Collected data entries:
*****
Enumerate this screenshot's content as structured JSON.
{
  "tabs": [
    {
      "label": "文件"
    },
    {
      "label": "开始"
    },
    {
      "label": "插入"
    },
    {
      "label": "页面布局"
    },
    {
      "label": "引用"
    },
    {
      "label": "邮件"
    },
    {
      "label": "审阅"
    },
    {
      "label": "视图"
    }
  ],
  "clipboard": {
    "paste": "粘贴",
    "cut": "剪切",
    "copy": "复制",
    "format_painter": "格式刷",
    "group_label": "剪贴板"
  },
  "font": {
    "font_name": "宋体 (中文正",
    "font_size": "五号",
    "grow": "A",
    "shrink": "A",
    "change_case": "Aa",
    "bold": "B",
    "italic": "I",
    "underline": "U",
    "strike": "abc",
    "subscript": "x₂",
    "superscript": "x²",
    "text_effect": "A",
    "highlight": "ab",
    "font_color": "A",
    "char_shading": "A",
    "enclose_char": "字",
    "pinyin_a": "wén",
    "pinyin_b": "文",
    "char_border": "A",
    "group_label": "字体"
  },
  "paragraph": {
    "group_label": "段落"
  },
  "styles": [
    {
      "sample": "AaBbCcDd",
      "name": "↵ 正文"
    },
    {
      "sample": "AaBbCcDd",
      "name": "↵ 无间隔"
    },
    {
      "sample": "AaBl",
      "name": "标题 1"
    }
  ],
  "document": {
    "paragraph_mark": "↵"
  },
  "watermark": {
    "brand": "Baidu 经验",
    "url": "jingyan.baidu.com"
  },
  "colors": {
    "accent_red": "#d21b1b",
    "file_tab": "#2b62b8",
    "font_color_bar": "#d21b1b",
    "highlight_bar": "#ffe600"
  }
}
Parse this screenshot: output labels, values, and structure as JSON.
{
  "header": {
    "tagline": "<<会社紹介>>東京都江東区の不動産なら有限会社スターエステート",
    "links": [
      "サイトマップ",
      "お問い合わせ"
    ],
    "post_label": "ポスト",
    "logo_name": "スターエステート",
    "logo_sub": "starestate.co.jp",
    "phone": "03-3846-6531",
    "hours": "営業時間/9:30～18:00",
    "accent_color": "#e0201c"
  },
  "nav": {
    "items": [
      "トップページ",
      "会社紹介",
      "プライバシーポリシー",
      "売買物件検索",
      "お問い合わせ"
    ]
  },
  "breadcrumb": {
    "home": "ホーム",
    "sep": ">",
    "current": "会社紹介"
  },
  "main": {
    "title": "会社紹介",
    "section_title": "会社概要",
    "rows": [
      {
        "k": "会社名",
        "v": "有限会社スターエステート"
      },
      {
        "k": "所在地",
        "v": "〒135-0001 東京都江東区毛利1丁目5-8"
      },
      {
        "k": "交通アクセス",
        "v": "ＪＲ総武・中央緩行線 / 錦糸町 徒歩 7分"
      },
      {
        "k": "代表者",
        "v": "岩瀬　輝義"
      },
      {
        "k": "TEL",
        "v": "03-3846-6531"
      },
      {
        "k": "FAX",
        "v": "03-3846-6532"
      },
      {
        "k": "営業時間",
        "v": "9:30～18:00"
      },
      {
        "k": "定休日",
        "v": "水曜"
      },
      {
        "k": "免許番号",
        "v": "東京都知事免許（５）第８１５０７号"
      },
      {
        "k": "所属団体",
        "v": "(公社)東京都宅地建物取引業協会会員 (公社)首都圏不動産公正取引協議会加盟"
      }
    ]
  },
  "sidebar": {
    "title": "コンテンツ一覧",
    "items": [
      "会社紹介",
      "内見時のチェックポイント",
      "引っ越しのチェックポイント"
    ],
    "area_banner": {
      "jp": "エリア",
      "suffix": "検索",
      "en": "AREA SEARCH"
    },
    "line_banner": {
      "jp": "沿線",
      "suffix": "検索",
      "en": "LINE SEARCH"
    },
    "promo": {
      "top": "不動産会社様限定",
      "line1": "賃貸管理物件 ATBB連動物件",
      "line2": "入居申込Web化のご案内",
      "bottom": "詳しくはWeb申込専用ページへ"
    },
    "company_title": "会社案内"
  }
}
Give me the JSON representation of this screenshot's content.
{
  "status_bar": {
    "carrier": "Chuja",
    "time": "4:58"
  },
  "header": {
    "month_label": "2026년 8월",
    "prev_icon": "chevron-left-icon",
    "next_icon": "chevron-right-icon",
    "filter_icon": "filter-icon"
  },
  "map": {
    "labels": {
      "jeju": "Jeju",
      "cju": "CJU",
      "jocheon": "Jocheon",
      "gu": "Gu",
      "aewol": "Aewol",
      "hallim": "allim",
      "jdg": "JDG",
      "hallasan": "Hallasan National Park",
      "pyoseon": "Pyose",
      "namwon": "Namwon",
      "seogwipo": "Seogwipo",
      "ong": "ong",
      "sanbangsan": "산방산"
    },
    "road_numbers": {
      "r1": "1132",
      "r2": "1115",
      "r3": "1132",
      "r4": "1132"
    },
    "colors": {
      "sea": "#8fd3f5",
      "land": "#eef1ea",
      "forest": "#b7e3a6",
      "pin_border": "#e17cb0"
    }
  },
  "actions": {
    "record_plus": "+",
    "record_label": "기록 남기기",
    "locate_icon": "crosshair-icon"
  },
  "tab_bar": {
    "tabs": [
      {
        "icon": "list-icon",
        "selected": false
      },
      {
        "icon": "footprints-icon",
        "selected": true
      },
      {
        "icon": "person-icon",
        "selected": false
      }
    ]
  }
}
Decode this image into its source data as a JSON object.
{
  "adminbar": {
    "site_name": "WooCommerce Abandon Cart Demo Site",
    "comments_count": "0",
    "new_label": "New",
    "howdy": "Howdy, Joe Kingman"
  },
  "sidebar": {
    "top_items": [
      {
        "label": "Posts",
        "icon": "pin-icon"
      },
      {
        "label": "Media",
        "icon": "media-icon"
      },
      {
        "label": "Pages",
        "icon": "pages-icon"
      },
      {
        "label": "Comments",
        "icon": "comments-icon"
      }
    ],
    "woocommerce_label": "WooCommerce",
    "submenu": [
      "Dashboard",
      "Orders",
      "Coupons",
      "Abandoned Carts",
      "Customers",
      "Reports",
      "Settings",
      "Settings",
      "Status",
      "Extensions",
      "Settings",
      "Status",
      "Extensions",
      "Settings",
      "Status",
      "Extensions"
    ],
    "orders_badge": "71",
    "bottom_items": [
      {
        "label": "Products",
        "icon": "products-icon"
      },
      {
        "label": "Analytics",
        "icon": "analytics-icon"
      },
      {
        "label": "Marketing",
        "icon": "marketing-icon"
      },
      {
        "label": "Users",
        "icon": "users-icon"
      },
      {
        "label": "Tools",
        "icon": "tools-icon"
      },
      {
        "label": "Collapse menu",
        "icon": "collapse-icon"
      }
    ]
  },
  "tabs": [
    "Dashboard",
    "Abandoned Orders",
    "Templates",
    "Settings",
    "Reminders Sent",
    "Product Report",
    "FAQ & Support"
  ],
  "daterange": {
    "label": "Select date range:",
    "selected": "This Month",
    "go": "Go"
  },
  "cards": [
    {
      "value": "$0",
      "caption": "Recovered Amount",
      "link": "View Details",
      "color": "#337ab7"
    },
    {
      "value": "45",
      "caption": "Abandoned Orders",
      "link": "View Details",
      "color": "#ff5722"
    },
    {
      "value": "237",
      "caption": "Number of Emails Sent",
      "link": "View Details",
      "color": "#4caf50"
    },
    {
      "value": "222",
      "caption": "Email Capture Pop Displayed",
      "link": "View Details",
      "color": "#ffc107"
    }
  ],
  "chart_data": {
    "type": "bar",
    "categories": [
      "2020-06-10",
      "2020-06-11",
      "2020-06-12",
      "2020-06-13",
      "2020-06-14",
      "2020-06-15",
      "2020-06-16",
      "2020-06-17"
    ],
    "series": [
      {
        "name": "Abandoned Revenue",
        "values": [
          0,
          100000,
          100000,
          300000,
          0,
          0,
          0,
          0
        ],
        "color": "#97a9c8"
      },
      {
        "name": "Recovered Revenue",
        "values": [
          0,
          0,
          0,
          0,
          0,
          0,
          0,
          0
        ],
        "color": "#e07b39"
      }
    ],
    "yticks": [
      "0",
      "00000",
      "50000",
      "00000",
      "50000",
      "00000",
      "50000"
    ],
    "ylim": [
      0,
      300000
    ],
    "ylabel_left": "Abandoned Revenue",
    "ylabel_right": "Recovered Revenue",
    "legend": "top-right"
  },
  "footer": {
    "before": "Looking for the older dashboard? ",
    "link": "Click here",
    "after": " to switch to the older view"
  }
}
*****
◆ **Exercise brief**: Count each line of the data where the word "caption" appears, then reply with the total only.

◆ **Response to the task**: 4